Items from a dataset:
———

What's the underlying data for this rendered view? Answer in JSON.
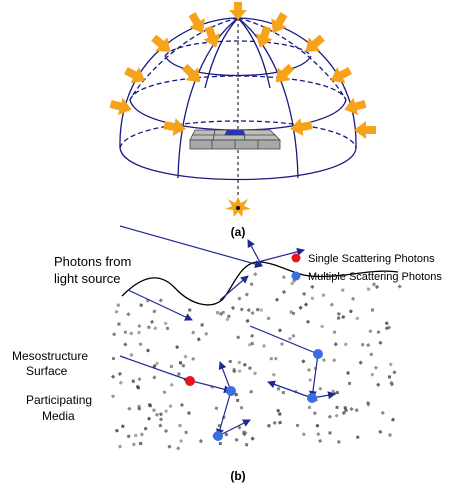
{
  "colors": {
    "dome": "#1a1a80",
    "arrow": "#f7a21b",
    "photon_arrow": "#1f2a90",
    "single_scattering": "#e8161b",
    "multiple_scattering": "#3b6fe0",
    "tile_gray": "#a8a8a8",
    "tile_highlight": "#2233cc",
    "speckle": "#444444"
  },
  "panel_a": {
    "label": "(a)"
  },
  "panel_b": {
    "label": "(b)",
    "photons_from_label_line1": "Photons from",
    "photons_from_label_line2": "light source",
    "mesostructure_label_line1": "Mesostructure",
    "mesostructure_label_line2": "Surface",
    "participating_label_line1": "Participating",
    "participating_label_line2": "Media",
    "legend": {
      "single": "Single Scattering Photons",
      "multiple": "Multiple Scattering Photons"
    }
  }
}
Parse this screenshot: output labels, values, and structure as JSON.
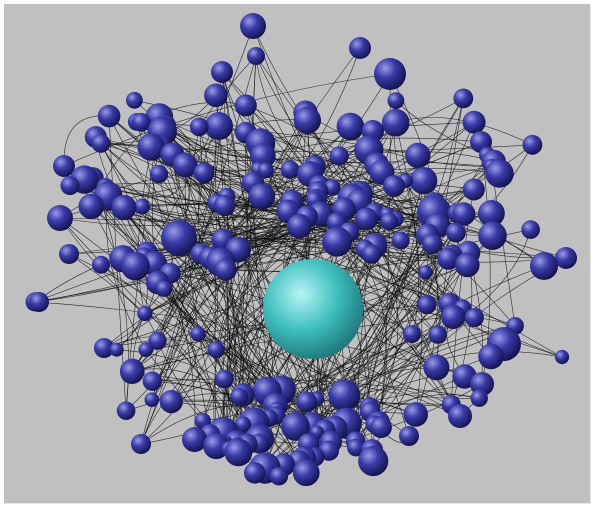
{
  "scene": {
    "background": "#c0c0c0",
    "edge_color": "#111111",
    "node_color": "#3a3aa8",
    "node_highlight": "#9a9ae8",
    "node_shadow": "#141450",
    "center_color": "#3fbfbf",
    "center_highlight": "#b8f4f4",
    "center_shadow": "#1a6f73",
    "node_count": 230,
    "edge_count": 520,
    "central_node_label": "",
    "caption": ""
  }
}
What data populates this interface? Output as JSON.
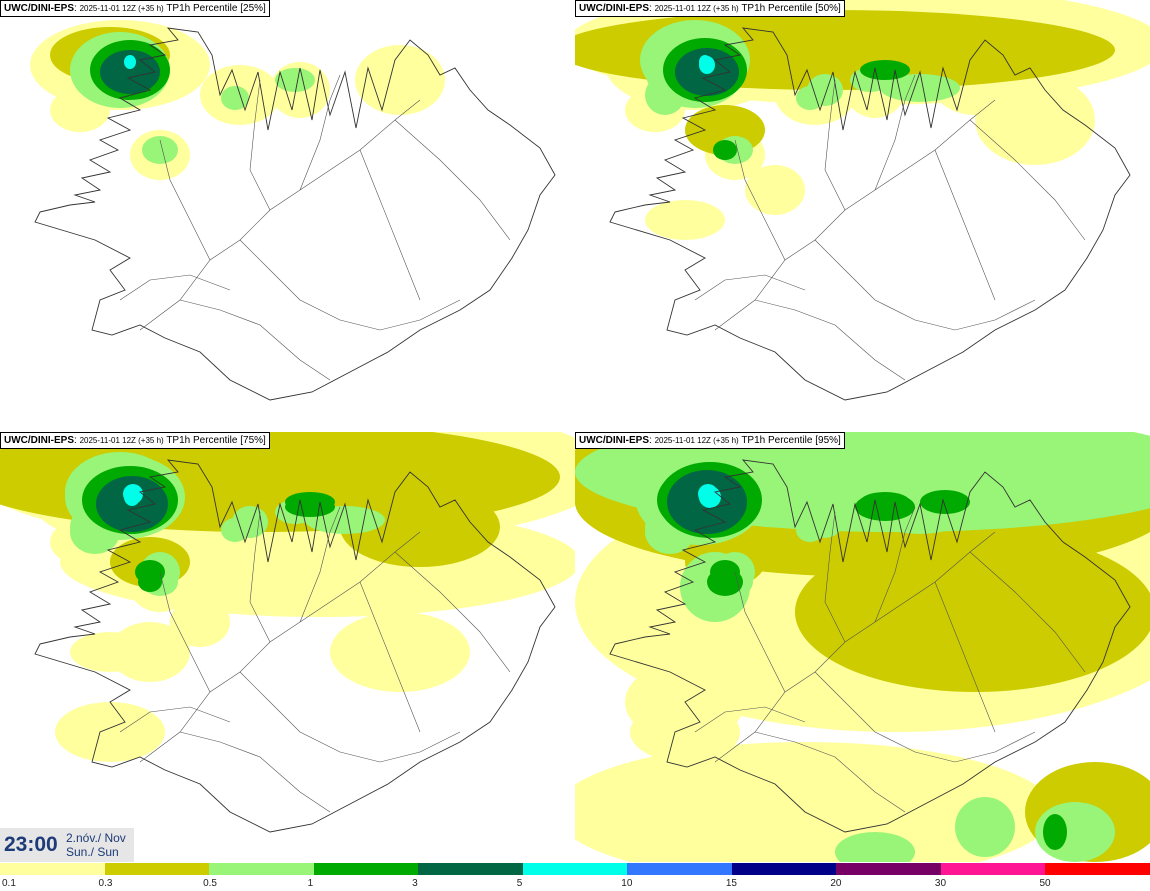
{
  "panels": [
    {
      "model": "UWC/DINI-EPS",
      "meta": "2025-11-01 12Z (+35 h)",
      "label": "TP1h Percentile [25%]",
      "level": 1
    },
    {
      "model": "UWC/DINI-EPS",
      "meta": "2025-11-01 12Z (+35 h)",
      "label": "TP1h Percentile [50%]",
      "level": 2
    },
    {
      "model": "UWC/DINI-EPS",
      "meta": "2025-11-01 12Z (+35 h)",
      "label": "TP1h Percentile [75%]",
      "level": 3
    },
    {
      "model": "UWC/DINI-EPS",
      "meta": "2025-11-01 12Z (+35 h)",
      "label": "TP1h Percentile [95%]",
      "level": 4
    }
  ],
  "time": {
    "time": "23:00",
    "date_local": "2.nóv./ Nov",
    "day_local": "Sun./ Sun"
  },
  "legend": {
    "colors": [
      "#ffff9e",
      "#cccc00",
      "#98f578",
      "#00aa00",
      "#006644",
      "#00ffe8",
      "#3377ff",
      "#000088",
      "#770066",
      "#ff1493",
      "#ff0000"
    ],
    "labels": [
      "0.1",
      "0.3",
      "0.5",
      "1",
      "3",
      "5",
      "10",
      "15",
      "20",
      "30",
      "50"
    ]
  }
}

———

*DIRECTIONS*: Copy out each line exactly, without the pictures.

*RESULT*:
What's the underlying data for this rendered view? Answer in JSON.
{
  "colors": {
    "dome": "#1a1a80",
    "arrow": "#f7a21b",
    "photon_arrow": "#1f2a90",
    "single_scattering": "#e8161b",
    "multiple_scattering": "#3b6fe0",
    "tile_gray": "#a8a8a8",
    "tile_highlight": "#2233cc",
    "speckle": "#444444"
  },
  "panel_a": {
    "label": "(a)"
  },
  "panel_b": {
    "label": "(b)",
    "photons_from_label_line1": "Photons from",
    "photons_from_label_line2": "light source",
    "mesostructure_label_line1": "Mesostructure",
    "mesostructure_label_line2": "Surface",
    "participating_label_line1": "Participating",
    "participating_label_line2": "Media",
    "legend": {
      "single": "Single Scattering Photons",
      "multiple": "Multiple Scattering Photons"
    }
  }
}
Parse this screenshot: output labels, values, and structure as JSON.
{
  "scene": {
    "background": "#c0c0c0",
    "edge_color": "#111111",
    "node_color": "#3a3aa8",
    "node_highlight": "#9a9ae8",
    "node_shadow": "#141450",
    "center_color": "#3fbfbf",
    "center_highlight": "#b8f4f4",
    "center_shadow": "#1a6f73",
    "node_count": 230,
    "edge_count": 520,
    "central_node_label": "",
    "caption": ""
  }
}
What data populates this interface? Output as JSON.
{
  "panels": [
    {
      "model": "UWC/DINI-EPS",
      "meta": "2025-11-01 12Z (+35 h)",
      "label": "TP1h Percentile [25%]",
      "level": 1
    },
    {
      "model": "UWC/DINI-EPS",
      "meta": "2025-11-01 12Z (+35 h)",
      "label": "TP1h Percentile [50%]",
      "level": 2
    },
    {
      "model": "UWC/DINI-EPS",
      "meta": "2025-11-01 12Z (+35 h)",
      "label": "TP1h Percentile [75%]",
      "level": 3
    },
    {
      "model": "UWC/DINI-EPS",
      "meta": "2025-11-01 12Z (+35 h)",
      "label": "TP1h Percentile [95%]",
      "level": 4
    }
  ],
  "time": {
    "time": "23:00",
    "date_local": "2.nóv./ Nov",
    "day_local": "Sun./ Sun"
  },
  "legend": {
    "colors": [
      "#ffff9e",
      "#cccc00",
      "#98f578",
      "#00aa00",
      "#006644",
      "#00ffe8",
      "#3377ff",
      "#000088",
      "#770066",
      "#ff1493",
      "#ff0000"
    ],
    "labels": [
      "0.1",
      "0.3",
      "0.5",
      "1",
      "3",
      "5",
      "10",
      "15",
      "20",
      "30",
      "50"
    ]
  }
}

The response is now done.